WRITTEN TASK:
Below is a listing. Gather each line of it that contains "задачи".

+++++

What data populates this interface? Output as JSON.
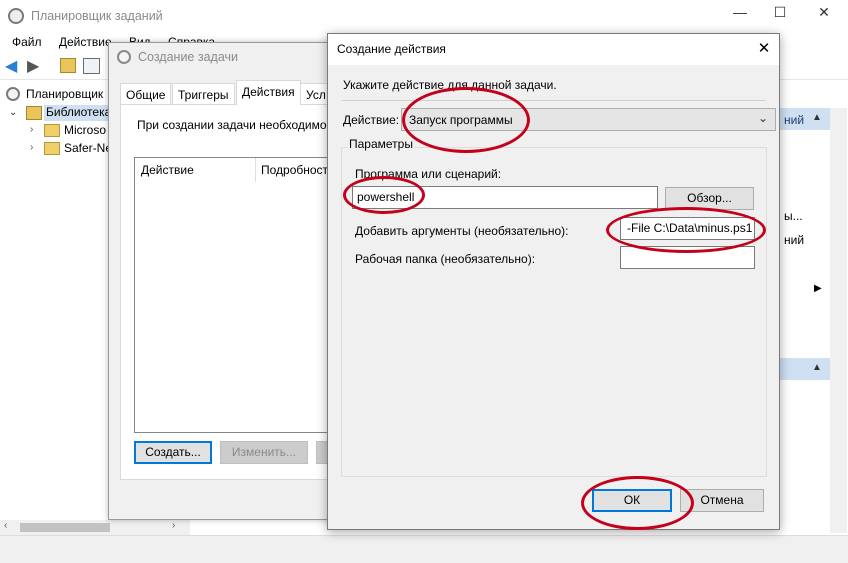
{
  "main": {
    "title": "Планировщик заданий",
    "menu": [
      "Файл",
      "Действие",
      "Вид",
      "Справка"
    ],
    "tree": {
      "root": "Планировщик",
      "library": "Библиотека",
      "children": [
        "Microso",
        "Safer-Ne"
      ]
    },
    "right_panel": {
      "item1": "ний",
      "item2": "ы...",
      "item3": "ний"
    }
  },
  "create_task": {
    "title": "Создание задачи",
    "tabs": [
      "Общие",
      "Триггеры",
      "Действия",
      "Усл"
    ],
    "active_tab": "Действия",
    "description": "При создании задачи необходимо",
    "columns": [
      "Действие",
      "Подробност"
    ],
    "buttons": {
      "create": "Создать...",
      "edit": "Изменить..."
    }
  },
  "create_action": {
    "title": "Создание действия",
    "instruction": "Укажите действие для данной задачи.",
    "action_label": "Действие:",
    "action_value": "Запуск программы",
    "params_label": "Параметры",
    "program_label": "Программа или сценарий:",
    "program_value": "powershell",
    "browse_label": "Обзор...",
    "args_label": "Добавить аргументы (необязательно):",
    "args_value": "-File C:\\Data\\minus.ps1",
    "workdir_label": "Рабочая папка (необязательно):",
    "workdir_value": "",
    "ok_label": "ОК",
    "cancel_label": "Отмена"
  },
  "colors": {
    "annotation": "#c4001a",
    "accent": "#0078d7",
    "selection": "#cfe0f2"
  }
}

+++++

THE COMPLETED TASK:
    "title": "Создание задачи",
    "description": "При создании задачи необходимо",
    "instruction": "Укажите действие для данной задачи.",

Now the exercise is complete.